WHAT IS BEING ASKED
Only the number is wanted: how many lines of these entries contain the word "object"?

** BEGIN **

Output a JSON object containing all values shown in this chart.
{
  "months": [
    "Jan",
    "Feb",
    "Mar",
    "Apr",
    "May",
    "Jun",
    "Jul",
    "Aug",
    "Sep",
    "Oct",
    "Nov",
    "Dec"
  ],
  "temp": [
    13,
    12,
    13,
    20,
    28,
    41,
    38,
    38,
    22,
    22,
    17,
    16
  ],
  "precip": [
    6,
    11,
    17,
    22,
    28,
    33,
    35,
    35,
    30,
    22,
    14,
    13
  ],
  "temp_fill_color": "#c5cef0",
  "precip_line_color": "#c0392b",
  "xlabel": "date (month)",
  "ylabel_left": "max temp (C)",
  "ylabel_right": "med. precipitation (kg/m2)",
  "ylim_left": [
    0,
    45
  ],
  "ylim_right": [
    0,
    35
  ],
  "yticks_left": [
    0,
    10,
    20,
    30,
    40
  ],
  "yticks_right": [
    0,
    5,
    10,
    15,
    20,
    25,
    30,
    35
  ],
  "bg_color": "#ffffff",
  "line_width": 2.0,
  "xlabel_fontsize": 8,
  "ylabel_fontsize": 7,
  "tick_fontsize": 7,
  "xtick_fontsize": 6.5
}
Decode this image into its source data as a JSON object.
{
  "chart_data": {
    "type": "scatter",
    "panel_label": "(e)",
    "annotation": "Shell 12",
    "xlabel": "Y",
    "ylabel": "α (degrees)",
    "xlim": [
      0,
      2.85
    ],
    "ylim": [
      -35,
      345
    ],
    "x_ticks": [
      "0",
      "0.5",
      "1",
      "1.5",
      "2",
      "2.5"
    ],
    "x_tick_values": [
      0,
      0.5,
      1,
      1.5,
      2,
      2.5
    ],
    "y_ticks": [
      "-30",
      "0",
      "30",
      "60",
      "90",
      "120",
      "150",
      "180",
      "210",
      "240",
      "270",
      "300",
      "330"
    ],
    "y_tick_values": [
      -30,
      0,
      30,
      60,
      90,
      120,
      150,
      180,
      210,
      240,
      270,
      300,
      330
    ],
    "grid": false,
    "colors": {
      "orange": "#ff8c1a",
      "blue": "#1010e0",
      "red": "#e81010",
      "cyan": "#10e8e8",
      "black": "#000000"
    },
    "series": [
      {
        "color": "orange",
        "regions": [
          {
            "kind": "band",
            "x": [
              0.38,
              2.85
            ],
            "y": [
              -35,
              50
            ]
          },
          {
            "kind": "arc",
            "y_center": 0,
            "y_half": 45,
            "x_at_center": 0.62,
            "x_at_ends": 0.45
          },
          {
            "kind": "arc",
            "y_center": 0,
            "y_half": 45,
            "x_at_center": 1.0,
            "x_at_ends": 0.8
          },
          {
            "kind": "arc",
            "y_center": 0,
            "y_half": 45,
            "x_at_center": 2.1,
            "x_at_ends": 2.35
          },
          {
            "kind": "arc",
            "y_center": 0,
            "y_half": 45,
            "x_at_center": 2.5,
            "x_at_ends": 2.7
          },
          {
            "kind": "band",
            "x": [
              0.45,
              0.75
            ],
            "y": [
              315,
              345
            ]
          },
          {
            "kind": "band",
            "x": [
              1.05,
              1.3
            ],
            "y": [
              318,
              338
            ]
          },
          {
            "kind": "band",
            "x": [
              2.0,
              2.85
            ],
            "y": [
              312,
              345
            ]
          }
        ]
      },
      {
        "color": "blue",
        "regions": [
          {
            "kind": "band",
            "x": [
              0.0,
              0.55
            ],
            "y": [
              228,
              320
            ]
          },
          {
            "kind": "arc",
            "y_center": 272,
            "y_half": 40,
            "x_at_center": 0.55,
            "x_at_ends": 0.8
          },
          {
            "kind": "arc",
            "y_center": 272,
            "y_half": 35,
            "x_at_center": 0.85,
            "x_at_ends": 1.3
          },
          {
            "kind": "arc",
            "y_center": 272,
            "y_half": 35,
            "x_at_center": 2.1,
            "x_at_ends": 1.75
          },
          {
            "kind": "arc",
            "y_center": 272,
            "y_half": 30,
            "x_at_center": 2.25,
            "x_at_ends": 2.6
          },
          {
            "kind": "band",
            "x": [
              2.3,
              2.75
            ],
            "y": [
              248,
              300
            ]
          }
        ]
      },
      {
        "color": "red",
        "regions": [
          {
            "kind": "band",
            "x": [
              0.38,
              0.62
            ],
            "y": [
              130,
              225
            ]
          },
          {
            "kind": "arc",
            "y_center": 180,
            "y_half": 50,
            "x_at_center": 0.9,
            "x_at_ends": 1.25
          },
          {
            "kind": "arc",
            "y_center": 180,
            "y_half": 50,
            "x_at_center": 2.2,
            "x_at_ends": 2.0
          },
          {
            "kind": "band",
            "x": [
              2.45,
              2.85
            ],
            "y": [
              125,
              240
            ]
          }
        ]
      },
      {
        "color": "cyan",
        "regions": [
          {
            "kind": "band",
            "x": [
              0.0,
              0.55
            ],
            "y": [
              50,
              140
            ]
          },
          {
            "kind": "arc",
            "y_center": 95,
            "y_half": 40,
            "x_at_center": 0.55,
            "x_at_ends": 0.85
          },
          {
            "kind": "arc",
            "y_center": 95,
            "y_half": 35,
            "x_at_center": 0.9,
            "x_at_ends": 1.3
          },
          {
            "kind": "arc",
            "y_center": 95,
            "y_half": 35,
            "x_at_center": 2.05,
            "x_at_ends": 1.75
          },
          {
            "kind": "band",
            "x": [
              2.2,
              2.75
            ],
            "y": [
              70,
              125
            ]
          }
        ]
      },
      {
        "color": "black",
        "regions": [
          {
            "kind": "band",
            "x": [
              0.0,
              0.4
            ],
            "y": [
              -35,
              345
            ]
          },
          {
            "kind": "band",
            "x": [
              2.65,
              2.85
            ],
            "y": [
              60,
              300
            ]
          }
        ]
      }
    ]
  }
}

** END **

TASK ANSWER
2